Goal of the exercise | Copy the listing below, putting "clickable" wherever "interactable" appears and leaving everything else the same.

# Provided data start

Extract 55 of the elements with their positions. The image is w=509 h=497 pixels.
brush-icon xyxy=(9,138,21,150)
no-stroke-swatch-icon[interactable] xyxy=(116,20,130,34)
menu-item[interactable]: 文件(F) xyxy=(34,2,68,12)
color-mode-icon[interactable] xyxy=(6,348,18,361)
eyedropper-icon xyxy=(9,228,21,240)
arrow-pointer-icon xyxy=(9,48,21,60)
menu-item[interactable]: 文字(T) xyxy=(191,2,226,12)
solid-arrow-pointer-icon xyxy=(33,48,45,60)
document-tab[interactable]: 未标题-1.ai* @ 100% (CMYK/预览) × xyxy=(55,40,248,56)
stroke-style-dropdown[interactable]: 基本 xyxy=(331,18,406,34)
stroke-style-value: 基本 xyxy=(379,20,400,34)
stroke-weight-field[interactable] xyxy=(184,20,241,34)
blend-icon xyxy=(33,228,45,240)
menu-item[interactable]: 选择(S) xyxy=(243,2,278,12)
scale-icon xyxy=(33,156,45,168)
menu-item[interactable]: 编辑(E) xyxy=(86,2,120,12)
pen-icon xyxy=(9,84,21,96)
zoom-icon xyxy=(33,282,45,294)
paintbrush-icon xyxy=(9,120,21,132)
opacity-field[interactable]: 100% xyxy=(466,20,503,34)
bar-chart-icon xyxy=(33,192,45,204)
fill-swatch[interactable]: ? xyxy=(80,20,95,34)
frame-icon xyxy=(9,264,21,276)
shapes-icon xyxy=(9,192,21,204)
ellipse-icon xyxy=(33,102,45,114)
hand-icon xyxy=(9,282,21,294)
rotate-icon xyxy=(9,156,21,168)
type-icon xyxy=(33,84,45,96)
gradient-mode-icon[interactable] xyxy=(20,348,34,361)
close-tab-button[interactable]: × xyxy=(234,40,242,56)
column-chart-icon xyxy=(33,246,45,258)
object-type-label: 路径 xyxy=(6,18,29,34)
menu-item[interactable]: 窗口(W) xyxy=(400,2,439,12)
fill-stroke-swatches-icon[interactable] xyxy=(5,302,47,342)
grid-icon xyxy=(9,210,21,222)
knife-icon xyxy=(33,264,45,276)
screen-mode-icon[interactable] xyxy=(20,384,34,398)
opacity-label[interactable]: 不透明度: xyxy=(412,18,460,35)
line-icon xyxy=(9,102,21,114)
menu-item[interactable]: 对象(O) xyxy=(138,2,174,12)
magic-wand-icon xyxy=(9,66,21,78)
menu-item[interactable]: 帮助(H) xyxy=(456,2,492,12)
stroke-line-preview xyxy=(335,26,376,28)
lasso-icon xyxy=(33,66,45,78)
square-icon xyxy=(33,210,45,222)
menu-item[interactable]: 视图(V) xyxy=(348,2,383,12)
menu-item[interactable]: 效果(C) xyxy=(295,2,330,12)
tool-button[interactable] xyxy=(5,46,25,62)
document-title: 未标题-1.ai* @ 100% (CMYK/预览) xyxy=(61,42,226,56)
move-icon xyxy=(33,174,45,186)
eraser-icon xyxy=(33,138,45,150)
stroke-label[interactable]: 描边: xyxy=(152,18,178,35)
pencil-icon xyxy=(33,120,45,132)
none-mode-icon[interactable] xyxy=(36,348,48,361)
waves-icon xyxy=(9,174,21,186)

# Provided data end

Answer to this exercise |
Extract 55 of the elements with their positions. The image is w=509 h=497 pixels.
brush-icon xyxy=(9,138,21,150)
no-stroke-swatch-icon[clickable] xyxy=(116,20,130,34)
menu-item[clickable]: 文件(F) xyxy=(34,2,68,12)
color-mode-icon[clickable] xyxy=(6,348,18,361)
eyedropper-icon xyxy=(9,228,21,240)
arrow-pointer-icon xyxy=(9,48,21,60)
menu-item[clickable]: 文字(T) xyxy=(191,2,226,12)
solid-arrow-pointer-icon xyxy=(33,48,45,60)
document-tab[clickable]: 未标题-1.ai* @ 100% (CMYK/预览) × xyxy=(55,40,248,56)
stroke-style-dropdown[clickable]: 基本 xyxy=(331,18,406,34)
stroke-style-value: 基本 xyxy=(379,20,400,34)
stroke-weight-field[clickable] xyxy=(184,20,241,34)
blend-icon xyxy=(33,228,45,240)
menu-item[clickable]: 选择(S) xyxy=(243,2,278,12)
scale-icon xyxy=(33,156,45,168)
menu-item[clickable]: 编辑(E) xyxy=(86,2,120,12)
pen-icon xyxy=(9,84,21,96)
zoom-icon xyxy=(33,282,45,294)
paintbrush-icon xyxy=(9,120,21,132)
opacity-field[clickable]: 100% xyxy=(466,20,503,34)
bar-chart-icon xyxy=(33,192,45,204)
fill-swatch[clickable]: ? xyxy=(80,20,95,34)
frame-icon xyxy=(9,264,21,276)
shapes-icon xyxy=(9,192,21,204)
ellipse-icon xyxy=(33,102,45,114)
hand-icon xyxy=(9,282,21,294)
rotate-icon xyxy=(9,156,21,168)
type-icon xyxy=(33,84,45,96)
gradient-mode-icon[clickable] xyxy=(20,348,34,361)
close-tab-button[clickable]: × xyxy=(234,40,242,56)
column-chart-icon xyxy=(33,246,45,258)
object-type-label: 路径 xyxy=(6,18,29,34)
menu-item[clickable]: 窗口(W) xyxy=(400,2,439,12)
fill-stroke-swatches-icon[clickable] xyxy=(5,302,47,342)
grid-icon xyxy=(9,210,21,222)
knife-icon xyxy=(33,264,45,276)
screen-mode-icon[clickable] xyxy=(20,384,34,398)
opacity-label[clickable]: 不透明度: xyxy=(412,18,460,35)
line-icon xyxy=(9,102,21,114)
menu-item[clickable]: 对象(O) xyxy=(138,2,174,12)
magic-wand-icon xyxy=(9,66,21,78)
menu-item[clickable]: 帮助(H) xyxy=(456,2,492,12)
stroke-line-preview xyxy=(335,26,376,28)
lasso-icon xyxy=(33,66,45,78)
square-icon xyxy=(33,210,45,222)
menu-item[clickable]: 视图(V) xyxy=(348,2,383,12)
menu-item[clickable]: 效果(C) xyxy=(295,2,330,12)
tool-button[clickable] xyxy=(5,46,25,62)
document-title: 未标题-1.ai* @ 100% (CMYK/预览) xyxy=(61,42,226,56)
move-icon xyxy=(33,174,45,186)
eraser-icon xyxy=(33,138,45,150)
stroke-label[clickable]: 描边: xyxy=(152,18,178,35)
pencil-icon xyxy=(33,120,45,132)
none-mode-icon[clickable] xyxy=(36,348,48,361)
waves-icon xyxy=(9,174,21,186)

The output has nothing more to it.